### WHAT NEEDS TO BE DONE
Each record that follows should be repeated exactly, minus any images.

### SUPPLIED INFORMATION
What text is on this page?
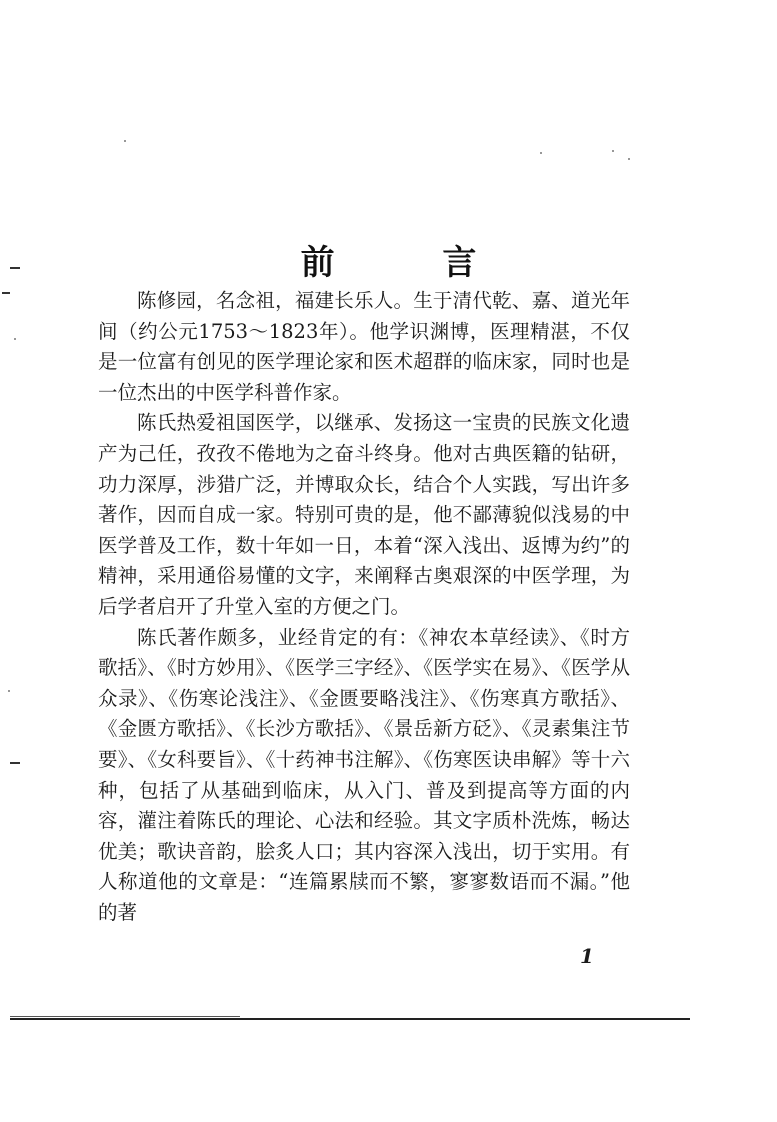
前 言

陈修园，名念祖，福建长乐人。生于清代乾、嘉、道光年间（约公元1753～1823年）。他学识渊博，医理精湛，不仅是一位富有创见的医学理论家和医术超群的临床家，同时也是一位杰出的中医学科普作家。

陈氏热爱祖国医学，以继承、发扬这一宝贵的民族文化遗产为己任，孜孜不倦地为之奋斗终身。他对古典医籍的钻研，功力深厚，涉猎广泛，并博取众长，结合个人实践，写出许多著作，因而自成一家。特别可贵的是，他不鄙薄貌似浅易的中医学普及工作，数十年如一日，本着“深入浅出、返博为约”的精神，采用通俗易懂的文字，来阐释古奥艰深的中医学理，为后学者启开了升堂入室的方便之门。

陈氏著作颇多，业经肯定的有：《神农本草经读》、《时方歌括》、《时方妙用》、《医学三字经》、《医学实在易》、《医学从众录》、《伤寒论浅注》、《金匮要略浅注》、《伤寒真方歌括》、《金匮方歌括》、《长沙方歌括》、《景岳新方砭》、《灵素集注节要》、《女科要旨》、《十药神书注解》、《伤寒医诀串解》等十六种，包括了从基础到临床，从入门、普及到提高等方面的内容，灌注着陈氏的理论、心法和经验。其文字质朴洗炼，畅达优美；歌诀音韵，脍炙人口；其内容深入浅出，切于实用。有人称道他的文章是：“连篇累牍而不繁，寥寥数语而不漏。”他的著

1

### TASK RESULT
What text is on this page?
前 言

陈修园，名念祖，福建长乐人。生于清代乾、嘉、道光年间（约公元1753～1823年）。他学识渊博，医理精湛，不仅是一位富有创见的医学理论家和医术超群的临床家，同时也是一位杰出的中医学科普作家。

陈氏热爱祖国医学，以继承、发扬这一宝贵的民族文化遗产为己任，孜孜不倦地为之奋斗终身。他对古典医籍的钻研，功力深厚，涉猎广泛，并博取众长，结合个人实践，写出许多著作，因而自成一家。特别可贵的是，他不鄙薄貌似浅易的中医学普及工作，数十年如一日，本着“深入浅出、返博为约”的精神，采用通俗易懂的文字，来阐释古奥艰深的中医学理，为后学者启开了升堂入室的方便之门。

陈氏著作颇多，业经肯定的有：《神农本草经读》、《时方歌括》、《时方妙用》、《医学三字经》、《医学实在易》、《医学从众录》、《伤寒论浅注》、《金匮要略浅注》、《伤寒真方歌括》、《金匮方歌括》、《长沙方歌括》、《景岳新方砭》、《灵素集注节要》、《女科要旨》、《十药神书注解》、《伤寒医诀串解》等十六种，包括了从基础到临床，从入门、普及到提高等方面的内容，灌注着陈氏的理论、心法和经验。其文字质朴洗炼，畅达优美；歌诀音韵，脍炙人口；其内容深入浅出，切于实用。有人称道他的文章是：“连篇累牍而不繁，寥寥数语而不漏。”他的著

1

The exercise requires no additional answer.